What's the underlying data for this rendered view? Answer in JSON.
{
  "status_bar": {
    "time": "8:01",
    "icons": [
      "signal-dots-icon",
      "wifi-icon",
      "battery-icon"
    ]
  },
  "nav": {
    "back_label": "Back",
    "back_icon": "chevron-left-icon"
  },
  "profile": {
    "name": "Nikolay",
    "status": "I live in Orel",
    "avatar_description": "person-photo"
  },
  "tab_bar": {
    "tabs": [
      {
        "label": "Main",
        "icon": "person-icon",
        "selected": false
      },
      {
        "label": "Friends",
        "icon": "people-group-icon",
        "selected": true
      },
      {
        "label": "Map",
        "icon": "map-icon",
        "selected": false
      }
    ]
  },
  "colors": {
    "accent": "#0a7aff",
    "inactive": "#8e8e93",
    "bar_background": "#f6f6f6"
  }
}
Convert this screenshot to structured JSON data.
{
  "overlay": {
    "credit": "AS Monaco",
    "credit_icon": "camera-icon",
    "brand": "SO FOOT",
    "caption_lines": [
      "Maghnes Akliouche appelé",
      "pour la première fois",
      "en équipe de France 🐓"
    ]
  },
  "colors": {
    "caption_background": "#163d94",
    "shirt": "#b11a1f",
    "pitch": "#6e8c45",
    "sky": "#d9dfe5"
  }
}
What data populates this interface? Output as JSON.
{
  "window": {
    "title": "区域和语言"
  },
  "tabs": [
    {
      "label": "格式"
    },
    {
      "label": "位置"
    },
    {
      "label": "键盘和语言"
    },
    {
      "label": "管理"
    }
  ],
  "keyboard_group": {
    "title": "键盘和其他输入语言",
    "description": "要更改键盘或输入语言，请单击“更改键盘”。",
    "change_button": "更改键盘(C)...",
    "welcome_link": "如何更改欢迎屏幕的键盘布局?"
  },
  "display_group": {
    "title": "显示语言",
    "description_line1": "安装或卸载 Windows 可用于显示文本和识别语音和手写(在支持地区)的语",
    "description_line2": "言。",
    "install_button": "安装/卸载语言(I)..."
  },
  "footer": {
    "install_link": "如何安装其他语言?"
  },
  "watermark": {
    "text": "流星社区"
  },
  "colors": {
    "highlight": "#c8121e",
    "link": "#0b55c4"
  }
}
◇ ◇ ◇
EXERCISE TASK: Transcribe all of the lines in the records precisely.

ANSWER:
What's the underlying data for this rendered view? Answer in JSON.
{
  "status_bar": {
    "time": "8:01",
    "icons": [
      "signal-dots-icon",
      "wifi-icon",
      "battery-icon"
    ]
  },
  "nav": {
    "back_label": "Back",
    "back_icon": "chevron-left-icon"
  },
  "profile": {
    "name": "Nikolay",
    "status": "I live in Orel",
    "avatar_description": "person-photo"
  },
  "tab_bar": {
    "tabs": [
      {
        "label": "Main",
        "icon": "person-icon",
        "selected": false
      },
      {
        "label": "Friends",
        "icon": "people-group-icon",
        "selected": true
      },
      {
        "label": "Map",
        "icon": "map-icon",
        "selected": false
      }
    ]
  },
  "colors": {
    "accent": "#0a7aff",
    "inactive": "#8e8e93",
    "bar_background": "#f6f6f6"
  }
}
Convert this screenshot to structured JSON data.
{
  "overlay": {
    "credit": "AS Monaco",
    "credit_icon": "camera-icon",
    "brand": "SO FOOT",
    "caption_lines": [
      "Maghnes Akliouche appelé",
      "pour la première fois",
      "en équipe de France 🐓"
    ]
  },
  "colors": {
    "caption_background": "#163d94",
    "shirt": "#b11a1f",
    "pitch": "#6e8c45",
    "sky": "#d9dfe5"
  }
}
What data populates this interface? Output as JSON.
{
  "window": {
    "title": "区域和语言"
  },
  "tabs": [
    {
      "label": "格式"
    },
    {
      "label": "位置"
    },
    {
      "label": "键盘和语言"
    },
    {
      "label": "管理"
    }
  ],
  "keyboard_group": {
    "title": "键盘和其他输入语言",
    "description": "要更改键盘或输入语言，请单击“更改键盘”。",
    "change_button": "更改键盘(C)...",
    "welcome_link": "如何更改欢迎屏幕的键盘布局?"
  },
  "display_group": {
    "title": "显示语言",
    "description_line1": "安装或卸载 Windows 可用于显示文本和识别语音和手写(在支持地区)的语",
    "description_line2": "言。",
    "install_button": "安装/卸载语言(I)..."
  },
  "footer": {
    "install_link": "如何安装其他语言?"
  },
  "watermark": {
    "text": "流星社区"
  },
  "colors": {
    "highlight": "#c8121e",
    "link": "#0b55c4"
  }
}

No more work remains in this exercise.